WRITTEN EXERCISE A
In the records, reproduce verbatim the stretch from the line containing "f1-cell[interactable] [480,350,546,378]" through the line containing "f0-cell[interactable] [418,378,480,406]", including both of those lines.

EXTRACTED TEXT
He noticed that the phone was a Nokia model, and the thought occurred to him that Nokia in a way represented his dreams for the venture he had co-founded in 2001. If a typical technically savvy person were asked to name a technology company in Finland, he surmised, he or she would think of Nokia. If one were asked to think of a technology company in India, he or she might think of Infosys, or of his old employer Wipro, the two leading giants in computer services, best known for business process outsourcing. Rajam had great respect for both, but in his lifetime, he also wanted to see India known for producing leading-edge technology. He and his co-founders had left Texas Instruments to pursue such a dream.

By early 2006, Ittiam had made a name for itself as a leader in a narrow but vital technology sector, intellectual property (converted into software) for digital signal processing (DSP) chips. Ittiam had been named the world’s most preferred supplier of intellectual property for DSP’s in a worldwide survey of DSP professionals in 2004, and that was something to be proud of. India had long attracted leading multinationals to locate R&D facilities in India, tapping into the country’s deep pool of technical talent; now, Indian-owned companies like Ittiam were gaining recognition as technology providers. Ittiam’s software underpinned some of the coolest consumer electronics devices on the markets, such as handheld media players and video phones that communicated over the Internet.

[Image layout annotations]

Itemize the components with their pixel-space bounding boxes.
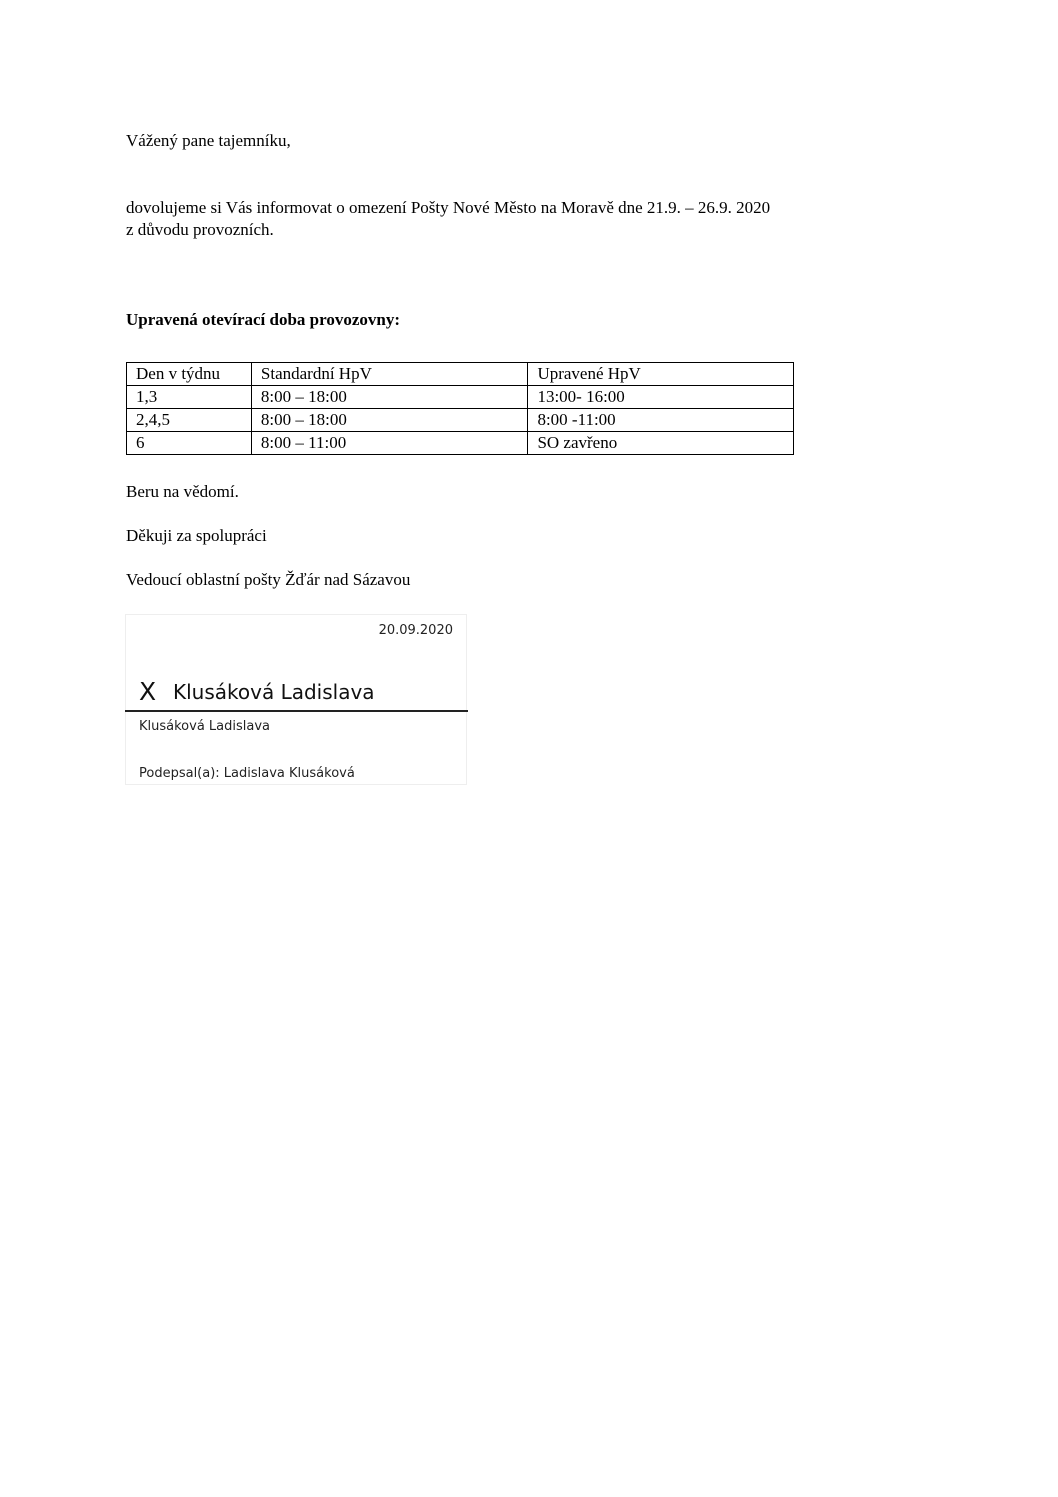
signature-x-mark: X xyxy=(139,677,157,706)
signature-date: 20.09.2020 xyxy=(378,623,453,638)
table-cell: 1,3 xyxy=(127,386,252,409)
table-cell: 2,4,5 xyxy=(127,409,252,432)
sender-title: Vedoucí oblastní pošty Žďár nad Sázavou xyxy=(126,570,411,589)
table-cell: SO zavřeno xyxy=(528,432,794,455)
body-text-line-2: z důvodu provozních. xyxy=(126,220,274,239)
header-cell-day: Den v týdnu xyxy=(127,363,252,386)
signed-by-text: Podepsal(a): Ladislava Klusáková xyxy=(139,766,355,781)
body-text-line-1: dovolujeme si Vás informovat o omezení Pošty Nové Město na Moravě dne 21.9. – 26.9. 2020 xyxy=(126,198,771,217)
table-header-row xyxy=(127,363,794,386)
greeting: Vážený pane tajemníku, xyxy=(126,131,291,150)
table-cell: 13:00- 16:00 xyxy=(528,386,794,409)
digital-signature-box xyxy=(125,614,467,785)
header-cell-adjusted: Upravené HpV xyxy=(528,363,794,386)
signature-line xyxy=(125,710,468,712)
thanks-text: Děkuji za spolupráci xyxy=(126,526,267,545)
signer-name-small: Klusáková Ladislava xyxy=(139,719,271,734)
opening-hours-table xyxy=(126,362,794,455)
table-cell: 8:00 -11:00 xyxy=(528,409,794,432)
table-cell: 8:00 – 18:00 xyxy=(251,386,528,409)
table-row xyxy=(127,386,794,409)
section-heading: Upravená otevírací doba provozovny: xyxy=(126,310,401,329)
table-cell: 6 xyxy=(127,432,252,455)
acknowledgement-text: Beru na vědomí. xyxy=(126,482,239,501)
table-cell: 8:00 – 11:00 xyxy=(251,432,528,455)
signer-name-large: Klusáková Ladislava xyxy=(173,680,375,704)
table-row xyxy=(127,432,794,455)
table-row xyxy=(127,409,794,432)
header-cell-standard: Standardní HpV xyxy=(251,363,528,386)
table-cell: 8:00 – 18:00 xyxy=(251,409,528,432)
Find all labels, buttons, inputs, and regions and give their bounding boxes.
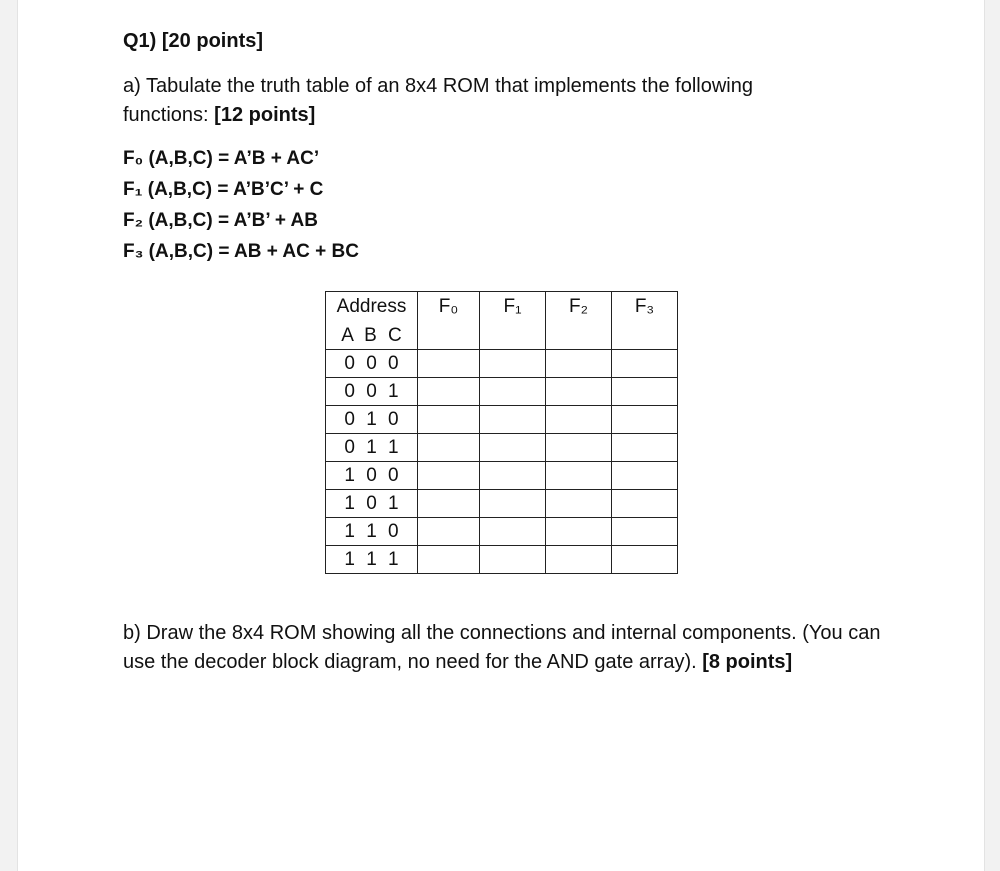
f1-cell[interactable] [480,350,546,378]
address-cell: 0 1 1 [326,434,418,462]
f3-cell[interactable] [612,434,678,462]
table-row [326,406,678,434]
f1-cell[interactable] [480,518,546,546]
address-cell: 0 0 0 [326,350,418,378]
address-cell: 1 1 0 [326,518,418,546]
f0-cell[interactable] [418,378,480,406]
f2-cell[interactable] [546,434,612,462]
function-f2: F₂ (A,B,C) = A’B’ + AB [123,210,318,231]
f3-cell[interactable] [612,518,678,546]
table-header-row [326,292,678,324]
document-page [17,0,985,871]
table-row [326,350,678,378]
header-address: Address [326,292,418,324]
table-row [326,378,678,406]
header-address-abc: A B C [326,323,418,350]
table-row [326,546,678,574]
table-row [326,490,678,518]
f3-cell[interactable] [612,546,678,574]
f2-cell[interactable] [546,490,612,518]
f1-cell[interactable] [480,546,546,574]
f0-cell[interactable] [418,434,480,462]
question-title: Q1) [20 points] [123,30,264,52]
f2-cell[interactable] [546,350,612,378]
f2-cell[interactable] [546,378,612,406]
rom-truth-table [325,291,678,574]
table-row [326,434,678,462]
address-cell: 0 0 1 [326,378,418,406]
part-b-text: b) Draw the 8x4 ROM showing all the connections and internal components. (You can use the decoder block diagram, no need for the AND gate array). [123,622,881,673]
f0-cell[interactable] [418,490,480,518]
part-a-points: [12 points] [214,104,316,126]
header-f0: F₀ [418,292,480,350]
f3-cell[interactable] [612,490,678,518]
f0-cell[interactable] [418,406,480,434]
f1-cell[interactable] [480,378,546,406]
f2-cell[interactable] [546,546,612,574]
table-row [326,462,678,490]
address-cell: 1 0 1 [326,490,418,518]
f2-cell[interactable] [546,518,612,546]
part-a-text: a) Tabulate the truth table of an 8x4 ROM that implements the following functions: [123,75,753,126]
table-row [326,518,678,546]
f1-cell[interactable] [480,434,546,462]
f2-cell[interactable] [546,406,612,434]
f0-cell[interactable] [418,350,480,378]
f2-cell[interactable] [546,462,612,490]
address-cell: 1 0 0 [326,462,418,490]
function-f0: F₀ (A,B,C) = A’B + AC’ [123,148,320,169]
function-f3: F₃ (A,B,C) = AB + AC + BC [123,241,359,262]
header-f1: F₁ [480,292,546,350]
f0-cell[interactable] [418,518,480,546]
f0-cell[interactable] [418,546,480,574]
header-f2: F₂ [546,292,612,350]
function-f1: F₁ (A,B,C) = A’B’C’ + C [123,179,324,200]
f1-cell[interactable] [480,406,546,434]
f1-cell[interactable] [480,462,546,490]
f3-cell[interactable] [612,378,678,406]
f0-cell[interactable] [418,462,480,490]
header-f3: F₃ [612,292,678,350]
part-b-prompt [123,619,913,677]
f3-cell[interactable] [612,406,678,434]
f1-cell[interactable] [480,490,546,518]
address-cell: 0 1 0 [326,406,418,434]
f3-cell[interactable] [612,462,678,490]
f3-cell[interactable] [612,350,678,378]
function-list [123,143,359,267]
part-b-points: [8 points] [702,651,793,673]
part-a-prompt [123,72,843,130]
address-cell: 1 1 1 [326,546,418,574]
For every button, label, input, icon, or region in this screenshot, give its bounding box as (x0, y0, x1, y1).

WRITTEN EXERCISE B
According to the passage about Ittiam, what was the company named in a 2004 worldwide survey of DSP professionals?

EXERCISE RESPONSE A
f1-cell[interactable] [480,350,546,378]
address-cell: 0 1 1 [326,434,418,462]
f3-cell[interactable] [612,434,678,462]
table-row [326,406,678,434]
f1-cell[interactable] [480,518,546,546]
address-cell: 0 0 0 [326,350,418,378]
address-cell: 1 1 0 [326,518,418,546]
f0-cell[interactable] [418,378,480,406]

EXERCISE RESPONSE B
It was named the world's most preferred supplier of intellectual property for DSPs.